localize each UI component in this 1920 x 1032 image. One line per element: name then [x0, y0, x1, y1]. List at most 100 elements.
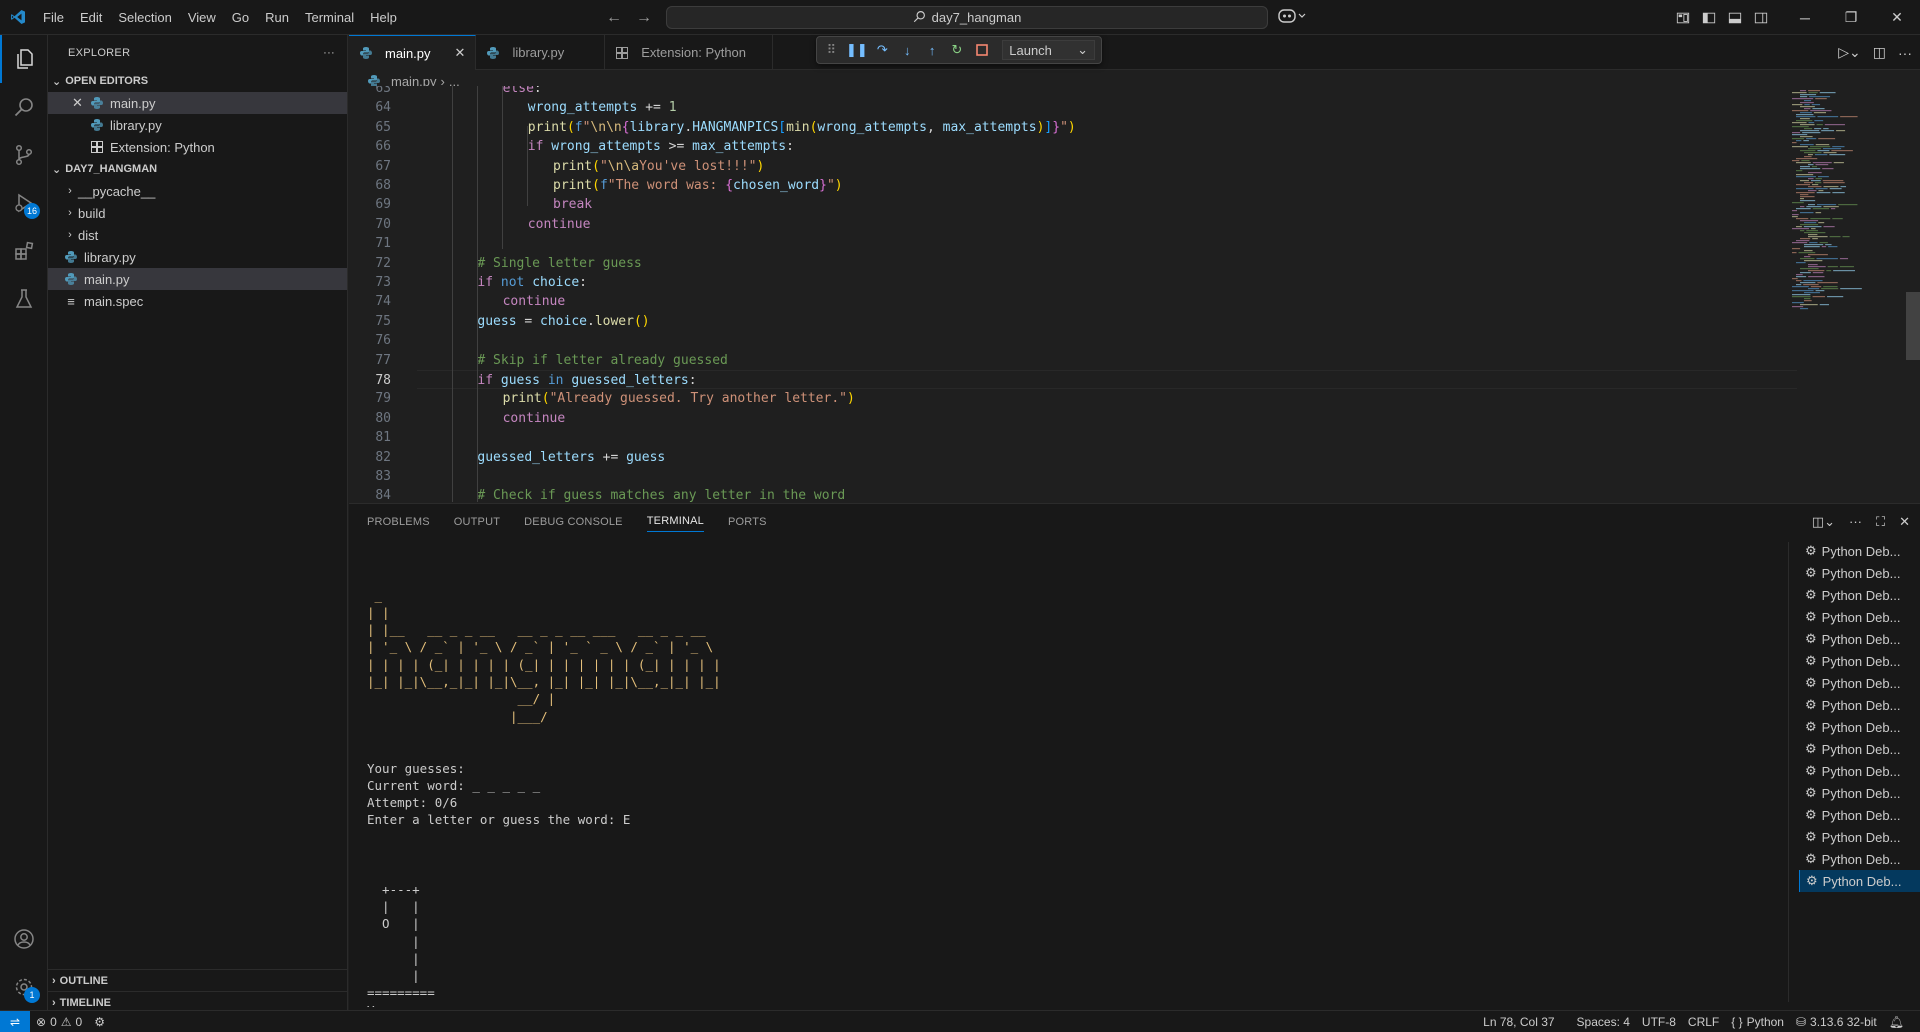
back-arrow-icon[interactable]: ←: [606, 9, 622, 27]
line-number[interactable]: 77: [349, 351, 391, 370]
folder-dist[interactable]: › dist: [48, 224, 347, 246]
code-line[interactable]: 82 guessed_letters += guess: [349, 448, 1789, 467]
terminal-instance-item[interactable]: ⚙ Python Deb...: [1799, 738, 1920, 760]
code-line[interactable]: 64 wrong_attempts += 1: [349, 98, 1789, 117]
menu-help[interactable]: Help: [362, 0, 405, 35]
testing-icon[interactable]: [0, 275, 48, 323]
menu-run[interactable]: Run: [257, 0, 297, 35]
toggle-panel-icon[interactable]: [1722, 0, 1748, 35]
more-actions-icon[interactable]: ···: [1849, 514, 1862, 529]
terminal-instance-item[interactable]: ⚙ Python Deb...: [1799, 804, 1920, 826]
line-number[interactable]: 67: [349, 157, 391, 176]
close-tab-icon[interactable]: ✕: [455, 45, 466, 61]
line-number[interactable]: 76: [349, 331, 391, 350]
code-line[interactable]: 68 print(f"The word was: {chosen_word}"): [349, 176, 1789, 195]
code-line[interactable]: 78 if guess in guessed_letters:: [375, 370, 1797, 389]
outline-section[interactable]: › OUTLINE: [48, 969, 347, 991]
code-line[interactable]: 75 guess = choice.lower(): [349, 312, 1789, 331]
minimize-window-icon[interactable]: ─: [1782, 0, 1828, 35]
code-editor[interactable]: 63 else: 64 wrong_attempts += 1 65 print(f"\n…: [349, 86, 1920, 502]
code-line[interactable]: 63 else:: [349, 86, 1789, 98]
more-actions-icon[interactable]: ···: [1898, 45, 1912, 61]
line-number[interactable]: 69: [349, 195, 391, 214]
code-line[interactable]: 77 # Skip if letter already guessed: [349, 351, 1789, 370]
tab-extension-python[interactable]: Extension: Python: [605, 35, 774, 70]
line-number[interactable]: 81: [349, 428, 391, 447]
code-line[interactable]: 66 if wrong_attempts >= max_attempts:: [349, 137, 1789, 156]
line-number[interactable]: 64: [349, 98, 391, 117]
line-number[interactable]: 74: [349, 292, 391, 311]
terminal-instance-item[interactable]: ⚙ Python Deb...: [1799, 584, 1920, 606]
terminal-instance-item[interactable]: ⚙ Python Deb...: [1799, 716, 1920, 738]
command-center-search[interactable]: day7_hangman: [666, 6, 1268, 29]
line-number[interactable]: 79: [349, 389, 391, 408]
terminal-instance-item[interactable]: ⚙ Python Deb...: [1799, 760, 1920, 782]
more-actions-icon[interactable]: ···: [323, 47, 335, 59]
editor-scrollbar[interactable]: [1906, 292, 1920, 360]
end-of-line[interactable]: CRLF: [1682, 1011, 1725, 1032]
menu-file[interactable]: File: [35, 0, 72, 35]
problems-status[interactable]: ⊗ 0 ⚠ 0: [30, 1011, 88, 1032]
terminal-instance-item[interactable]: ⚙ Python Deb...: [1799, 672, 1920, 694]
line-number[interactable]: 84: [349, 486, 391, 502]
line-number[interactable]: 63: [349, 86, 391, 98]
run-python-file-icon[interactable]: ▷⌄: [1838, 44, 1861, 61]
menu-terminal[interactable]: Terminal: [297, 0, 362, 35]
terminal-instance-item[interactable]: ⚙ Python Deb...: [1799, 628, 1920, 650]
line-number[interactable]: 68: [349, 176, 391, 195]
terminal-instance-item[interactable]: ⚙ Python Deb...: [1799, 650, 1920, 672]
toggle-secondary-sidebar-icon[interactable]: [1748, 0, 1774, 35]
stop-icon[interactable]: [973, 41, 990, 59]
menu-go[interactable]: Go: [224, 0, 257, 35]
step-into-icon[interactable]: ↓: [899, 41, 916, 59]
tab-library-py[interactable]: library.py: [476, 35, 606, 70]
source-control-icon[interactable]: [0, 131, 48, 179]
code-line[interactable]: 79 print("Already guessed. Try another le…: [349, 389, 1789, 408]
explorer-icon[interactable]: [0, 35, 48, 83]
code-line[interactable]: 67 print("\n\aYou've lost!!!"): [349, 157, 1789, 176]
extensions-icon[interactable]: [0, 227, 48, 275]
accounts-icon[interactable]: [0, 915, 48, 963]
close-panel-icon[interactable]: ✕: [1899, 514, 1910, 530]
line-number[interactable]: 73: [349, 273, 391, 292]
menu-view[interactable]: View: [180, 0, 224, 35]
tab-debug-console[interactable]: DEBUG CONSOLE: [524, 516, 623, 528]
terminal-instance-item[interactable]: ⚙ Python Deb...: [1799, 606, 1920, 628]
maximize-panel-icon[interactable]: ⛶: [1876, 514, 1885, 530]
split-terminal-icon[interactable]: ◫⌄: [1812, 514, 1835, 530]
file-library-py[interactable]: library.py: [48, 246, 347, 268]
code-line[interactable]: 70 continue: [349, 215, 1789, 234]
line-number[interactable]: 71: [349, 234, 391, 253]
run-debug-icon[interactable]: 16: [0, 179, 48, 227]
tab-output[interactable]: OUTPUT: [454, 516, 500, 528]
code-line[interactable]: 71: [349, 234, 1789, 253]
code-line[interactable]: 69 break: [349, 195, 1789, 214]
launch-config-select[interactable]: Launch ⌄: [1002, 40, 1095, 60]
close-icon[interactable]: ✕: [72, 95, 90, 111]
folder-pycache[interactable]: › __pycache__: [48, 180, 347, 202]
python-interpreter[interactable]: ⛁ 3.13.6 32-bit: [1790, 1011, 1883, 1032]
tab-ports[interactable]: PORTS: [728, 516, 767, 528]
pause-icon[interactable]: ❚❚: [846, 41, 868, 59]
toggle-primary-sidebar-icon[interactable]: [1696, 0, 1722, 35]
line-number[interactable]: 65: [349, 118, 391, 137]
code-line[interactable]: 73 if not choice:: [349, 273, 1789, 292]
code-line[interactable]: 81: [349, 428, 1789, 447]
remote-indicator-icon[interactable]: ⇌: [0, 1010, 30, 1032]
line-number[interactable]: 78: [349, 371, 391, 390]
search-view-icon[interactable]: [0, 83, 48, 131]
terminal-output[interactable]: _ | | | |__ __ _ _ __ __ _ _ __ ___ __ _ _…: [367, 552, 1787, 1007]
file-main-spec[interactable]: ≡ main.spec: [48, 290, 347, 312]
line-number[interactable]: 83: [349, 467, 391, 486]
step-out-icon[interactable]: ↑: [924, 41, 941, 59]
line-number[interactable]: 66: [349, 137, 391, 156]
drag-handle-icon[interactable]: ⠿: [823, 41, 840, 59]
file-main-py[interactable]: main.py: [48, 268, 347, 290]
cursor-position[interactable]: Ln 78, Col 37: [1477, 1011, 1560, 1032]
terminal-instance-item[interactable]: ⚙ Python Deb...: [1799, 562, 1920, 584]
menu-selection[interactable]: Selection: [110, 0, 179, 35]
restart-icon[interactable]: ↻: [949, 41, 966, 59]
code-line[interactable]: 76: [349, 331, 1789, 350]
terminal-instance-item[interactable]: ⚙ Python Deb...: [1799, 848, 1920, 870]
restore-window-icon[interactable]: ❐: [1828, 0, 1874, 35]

# # # # #

▶ [Stated exercise]: Convert the records from the line containing "back-arrow-icon[interactable]: ←: [606, 9, 622, 27]" through the line containing "menu-run[interactable]: Run: [257, 0, 297, 35]" into a Markdown table with the columns Number and Record line, skipping any blank lines.

▶ [Solution for this exercise]:
| Number | Record line |
|---|---|
| 1 | back-arrow-icon[interactable]: ←: [606, 9, 622, 27] |
| 2 | line-number[interactable]: 77: [349, 351, 391, 370] |
| 3 | folder-dist[interactable]: › dist: [48, 224, 347, 246] |
| 4 | code-line[interactable]: 82 guessed_letters += guess: [349, 448, 1789, 467] |
| 5 | terminal-instance-item[interactable]: ⚙ Python Deb...: [1799, 738, 1920, 760] |
| 6 | code-line[interactable]: 64 wrong_attempts += 1: [349, 98, 1789, 117] |
| 7 | menu-help[interactable]: Help: [362, 0, 405, 35] |
| 8 | testing-icon[interactable]: [0, 275, 48, 323] |
| 9 | menu-run[interactable]: Run: [257, 0, 297, 35] |